● Request
Examine the entries below, count the lines holding the string "freeze", and respond with the number only.

● Task input
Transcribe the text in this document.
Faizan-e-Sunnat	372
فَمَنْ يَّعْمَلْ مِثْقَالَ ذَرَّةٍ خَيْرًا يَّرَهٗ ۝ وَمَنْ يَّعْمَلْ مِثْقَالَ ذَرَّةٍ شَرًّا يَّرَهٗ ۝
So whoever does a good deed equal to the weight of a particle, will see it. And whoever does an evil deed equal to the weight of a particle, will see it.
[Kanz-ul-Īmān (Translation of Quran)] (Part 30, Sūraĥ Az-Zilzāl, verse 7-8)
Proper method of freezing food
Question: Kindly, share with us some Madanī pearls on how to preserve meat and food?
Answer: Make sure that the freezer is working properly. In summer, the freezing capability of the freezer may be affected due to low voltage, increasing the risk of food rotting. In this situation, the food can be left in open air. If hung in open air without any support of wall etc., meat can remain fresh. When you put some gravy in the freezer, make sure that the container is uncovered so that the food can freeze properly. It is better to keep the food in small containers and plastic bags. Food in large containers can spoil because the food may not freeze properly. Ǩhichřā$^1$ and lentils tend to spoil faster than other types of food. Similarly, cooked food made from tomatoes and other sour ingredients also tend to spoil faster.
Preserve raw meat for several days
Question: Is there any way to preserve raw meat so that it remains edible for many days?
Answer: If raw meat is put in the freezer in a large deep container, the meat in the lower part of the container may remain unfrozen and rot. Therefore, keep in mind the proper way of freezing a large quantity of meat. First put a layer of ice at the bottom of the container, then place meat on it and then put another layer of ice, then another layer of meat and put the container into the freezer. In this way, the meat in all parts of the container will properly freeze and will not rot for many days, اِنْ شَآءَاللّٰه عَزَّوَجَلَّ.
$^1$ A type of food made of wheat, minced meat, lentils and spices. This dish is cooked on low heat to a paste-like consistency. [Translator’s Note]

● Correct response
2